= Beginning of Section =

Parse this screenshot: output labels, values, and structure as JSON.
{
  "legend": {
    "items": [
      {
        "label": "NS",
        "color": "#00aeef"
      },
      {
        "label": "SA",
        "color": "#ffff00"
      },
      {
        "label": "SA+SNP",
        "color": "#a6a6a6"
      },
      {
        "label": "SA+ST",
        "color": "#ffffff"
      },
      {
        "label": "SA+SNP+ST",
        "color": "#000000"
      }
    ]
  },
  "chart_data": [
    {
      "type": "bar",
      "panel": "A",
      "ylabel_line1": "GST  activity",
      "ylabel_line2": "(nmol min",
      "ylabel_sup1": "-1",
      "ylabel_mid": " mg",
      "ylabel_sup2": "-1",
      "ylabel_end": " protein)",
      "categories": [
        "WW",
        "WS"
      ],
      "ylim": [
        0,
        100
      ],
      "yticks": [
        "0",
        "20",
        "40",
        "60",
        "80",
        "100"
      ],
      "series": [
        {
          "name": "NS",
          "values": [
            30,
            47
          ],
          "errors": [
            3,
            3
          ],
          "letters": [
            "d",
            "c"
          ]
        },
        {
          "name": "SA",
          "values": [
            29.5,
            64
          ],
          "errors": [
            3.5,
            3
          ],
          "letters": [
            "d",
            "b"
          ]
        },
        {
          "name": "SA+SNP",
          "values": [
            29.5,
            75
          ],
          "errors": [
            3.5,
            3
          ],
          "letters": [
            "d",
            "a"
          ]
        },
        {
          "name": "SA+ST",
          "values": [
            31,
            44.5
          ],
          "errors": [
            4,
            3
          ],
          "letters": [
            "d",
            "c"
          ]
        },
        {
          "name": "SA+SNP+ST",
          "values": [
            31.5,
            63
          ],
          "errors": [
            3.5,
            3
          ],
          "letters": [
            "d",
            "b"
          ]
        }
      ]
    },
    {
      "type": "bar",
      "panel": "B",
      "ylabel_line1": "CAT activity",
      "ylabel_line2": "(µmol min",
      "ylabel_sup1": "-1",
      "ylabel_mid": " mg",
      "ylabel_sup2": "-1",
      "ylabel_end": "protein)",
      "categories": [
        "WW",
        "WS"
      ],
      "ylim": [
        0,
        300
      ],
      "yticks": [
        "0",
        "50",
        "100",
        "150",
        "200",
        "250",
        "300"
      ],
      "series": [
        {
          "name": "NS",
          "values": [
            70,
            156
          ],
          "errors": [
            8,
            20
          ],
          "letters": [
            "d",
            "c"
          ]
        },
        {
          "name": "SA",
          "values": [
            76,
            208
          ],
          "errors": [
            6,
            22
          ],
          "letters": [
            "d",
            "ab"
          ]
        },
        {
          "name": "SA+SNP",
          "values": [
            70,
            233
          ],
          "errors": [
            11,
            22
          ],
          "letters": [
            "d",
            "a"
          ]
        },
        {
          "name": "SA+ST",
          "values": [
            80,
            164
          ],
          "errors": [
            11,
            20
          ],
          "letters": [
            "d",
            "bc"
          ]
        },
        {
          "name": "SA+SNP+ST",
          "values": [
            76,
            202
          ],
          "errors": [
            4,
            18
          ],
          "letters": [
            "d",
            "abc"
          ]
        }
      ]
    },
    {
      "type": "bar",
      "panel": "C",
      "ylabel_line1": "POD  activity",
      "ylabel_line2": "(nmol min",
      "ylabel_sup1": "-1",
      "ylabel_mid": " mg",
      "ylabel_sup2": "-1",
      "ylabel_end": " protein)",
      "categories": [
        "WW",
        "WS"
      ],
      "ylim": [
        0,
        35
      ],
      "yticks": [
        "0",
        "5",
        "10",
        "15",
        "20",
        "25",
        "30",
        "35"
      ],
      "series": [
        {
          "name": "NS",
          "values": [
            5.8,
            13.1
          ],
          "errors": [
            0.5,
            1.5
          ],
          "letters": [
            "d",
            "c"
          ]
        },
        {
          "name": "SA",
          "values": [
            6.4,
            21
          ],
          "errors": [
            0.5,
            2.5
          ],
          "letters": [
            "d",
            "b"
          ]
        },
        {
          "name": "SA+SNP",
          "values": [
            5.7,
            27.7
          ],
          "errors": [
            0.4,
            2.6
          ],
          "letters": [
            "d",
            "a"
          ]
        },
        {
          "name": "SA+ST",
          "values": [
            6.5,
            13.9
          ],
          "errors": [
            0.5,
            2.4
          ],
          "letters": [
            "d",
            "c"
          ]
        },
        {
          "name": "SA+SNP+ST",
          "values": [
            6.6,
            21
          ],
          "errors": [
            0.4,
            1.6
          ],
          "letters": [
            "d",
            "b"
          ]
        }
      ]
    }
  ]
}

= End of Section =

What is expected
Output each line of the records above exactly.

Exercise solution
Parse this screenshot: output labels, values, and structure as JSON.
{
  "legend": {
    "items": [
      {
        "label": "NS",
        "color": "#00aeef"
      },
      {
        "label": "SA",
        "color": "#ffff00"
      },
      {
        "label": "SA+SNP",
        "color": "#a6a6a6"
      },
      {
        "label": "SA+ST",
        "color": "#ffffff"
      },
      {
        "label": "SA+SNP+ST",
        "color": "#000000"
      }
    ]
  },
  "chart_data": [
    {
      "type": "bar",
      "panel": "A",
      "ylabel_line1": "GST  activity",
      "ylabel_line2": "(nmol min",
      "ylabel_sup1": "-1",
      "ylabel_mid": " mg",
      "ylabel_sup2": "-1",
      "ylabel_end": " protein)",
      "categories": [
        "WW",
        "WS"
      ],
      "ylim": [
        0,
        100
      ],
      "yticks": [
        "0",
        "20",
        "40",
        "60",
        "80",
        "100"
      ],
      "series": [
        {
          "name": "NS",
          "values": [
            30,
            47
          ],
          "errors": [
            3,
            3
          ],
          "letters": [
            "d",
            "c"
          ]
        },
        {
          "name": "SA",
          "values": [
            29.5,
            64
          ],
          "errors": [
            3.5,
            3
          ],
          "letters": [
            "d",
            "b"
          ]
        },
        {
          "name": "SA+SNP",
          "values": [
            29.5,
            75
          ],
          "errors": [
            3.5,
            3
          ],
          "letters": [
            "d",
            "a"
          ]
        },
        {
          "name": "SA+ST",
          "values": [
            31,
            44.5
          ],
          "errors": [
            4,
            3
          ],
          "letters": [
            "d",
            "c"
          ]
        },
        {
          "name": "SA+SNP+ST",
          "values": [
            31.5,
            63
          ],
          "errors": [
            3.5,
            3
          ],
          "letters": [
            "d",
            "b"
          ]
        }
      ]
    },
    {
      "type": "bar",
      "panel": "B",
      "ylabel_line1": "CAT activity",
      "ylabel_line2": "(µmol min",
      "ylabel_sup1": "-1",
      "ylabel_mid": " mg",
      "ylabel_sup2": "-1",
      "ylabel_end": "protein)",
      "categories": [
        "WW",
        "WS"
      ],
      "ylim": [
        0,
        300
      ],
      "yticks": [
        "0",
        "50",
        "100",
        "150",
        "200",
        "250",
        "300"
      ],
      "series": [
        {
          "name": "NS",
          "values": [
            70,
            156
          ],
          "errors": [
            8,
            20
          ],
          "letters": [
            "d",
            "c"
          ]
        },
        {
          "name": "SA",
          "values": [
            76,
            208
          ],
          "errors": [
            6,
            22
          ],
          "letters": [
            "d",
            "ab"
          ]
        },
        {
          "name": "SA+SNP",
          "values": [
            70,
            233
          ],
          "errors": [
            11,
            22
          ],
          "letters": [
            "d",
            "a"
          ]
        },
        {
          "name": "SA+ST",
          "values": [
            80,
            164
          ],
          "errors": [
            11,
            20
          ],
          "letters": [
            "d",
            "bc"
          ]
        },
        {
          "name": "SA+SNP+ST",
          "values": [
            76,
            202
          ],
          "errors": [
            4,
            18
          ],
          "letters": [
            "d",
            "abc"
          ]
        }
      ]
    },
    {
      "type": "bar",
      "panel": "C",
      "ylabel_line1": "POD  activity",
      "ylabel_line2": "(nmol min",
      "ylabel_sup1": "-1",
      "ylabel_mid": " mg",
      "ylabel_sup2": "-1",
      "ylabel_end": " protein)",
      "categories": [
        "WW",
        "WS"
      ],
      "ylim": [
        0,
        35
      ],
      "yticks": [
        "0",
        "5",
        "10",
        "15",
        "20",
        "25",
        "30",
        "35"
      ],
      "series": [
        {
          "name": "NS",
          "values": [
            5.8,
            13.1
          ],
          "errors": [
            0.5,
            1.5
          ],
          "letters": [
            "d",
            "c"
          ]
        },
        {
          "name": "SA",
          "values": [
            6.4,
            21
          ],
          "errors": [
            0.5,
            2.5
          ],
          "letters": [
            "d",
            "b"
          ]
        },
        {
          "name": "SA+SNP",
          "values": [
            5.7,
            27.7
          ],
          "errors": [
            0.4,
            2.6
          ],
          "letters": [
            "d",
            "a"
          ]
        },
        {
          "name": "SA+ST",
          "values": [
            6.5,
            13.9
          ],
          "errors": [
            0.5,
            2.4
          ],
          "letters": [
            "d",
            "c"
          ]
        },
        {
          "name": "SA+SNP+ST",
          "values": [
            6.6,
            21
          ],
          "errors": [
            0.4,
            1.6
          ],
          "letters": [
            "d",
            "b"
          ]
        }
      ]
    }
  ]
}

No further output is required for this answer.